▶ [Stated goal] Restate each entry word for word, leaving nothing out.

▶ [Records]
▬▬▬▬▬▬▬▬▬▬
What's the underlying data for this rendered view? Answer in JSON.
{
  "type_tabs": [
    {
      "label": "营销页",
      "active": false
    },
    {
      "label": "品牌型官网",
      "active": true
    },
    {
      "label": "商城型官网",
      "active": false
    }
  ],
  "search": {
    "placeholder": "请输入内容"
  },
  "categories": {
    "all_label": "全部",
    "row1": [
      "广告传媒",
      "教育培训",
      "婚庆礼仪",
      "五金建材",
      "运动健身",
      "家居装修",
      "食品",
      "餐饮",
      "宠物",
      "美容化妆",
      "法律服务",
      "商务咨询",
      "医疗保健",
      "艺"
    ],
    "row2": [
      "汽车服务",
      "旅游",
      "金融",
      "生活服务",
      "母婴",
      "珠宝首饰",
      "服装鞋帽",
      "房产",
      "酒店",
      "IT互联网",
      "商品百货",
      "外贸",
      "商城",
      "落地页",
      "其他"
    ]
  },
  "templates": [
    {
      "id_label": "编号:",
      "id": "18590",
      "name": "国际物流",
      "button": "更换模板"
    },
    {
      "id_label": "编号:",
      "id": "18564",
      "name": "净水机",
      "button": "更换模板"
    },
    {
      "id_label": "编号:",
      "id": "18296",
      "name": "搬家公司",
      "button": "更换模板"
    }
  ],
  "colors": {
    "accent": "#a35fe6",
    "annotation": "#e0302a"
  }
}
▬▬▬▬▬▬▬▬▬▬
▶ [Result of this exercise]
What's the underlying data for this rendered view? Answer in JSON.
{
  "type_tabs": [
    {
      "label": "营销页",
      "active": false
    },
    {
      "label": "品牌型官网",
      "active": true
    },
    {
      "label": "商城型官网",
      "active": false
    }
  ],
  "search": {
    "placeholder": "请输入内容"
  },
  "categories": {
    "all_label": "全部",
    "row1": [
      "广告传媒",
      "教育培训",
      "婚庆礼仪",
      "五金建材",
      "运动健身",
      "家居装修",
      "食品",
      "餐饮",
      "宠物",
      "美容化妆",
      "法律服务",
      "商务咨询",
      "医疗保健",
      "艺"
    ],
    "row2": [
      "汽车服务",
      "旅游",
      "金融",
      "生活服务",
      "母婴",
      "珠宝首饰",
      "服装鞋帽",
      "房产",
      "酒店",
      "IT互联网",
      "商品百货",
      "外贸",
      "商城",
      "落地页",
      "其他"
    ]
  },
  "templates": [
    {
      "id_label": "编号:",
      "id": "18590",
      "name": "国际物流",
      "button": "更换模板"
    },
    {
      "id_label": "编号:",
      "id": "18564",
      "name": "净水机",
      "button": "更换模板"
    },
    {
      "id_label": "编号:",
      "id": "18296",
      "name": "搬家公司",
      "button": "更换模板"
    }
  ],
  "colors": {
    "accent": "#a35fe6",
    "annotation": "#e0302a"
  }
}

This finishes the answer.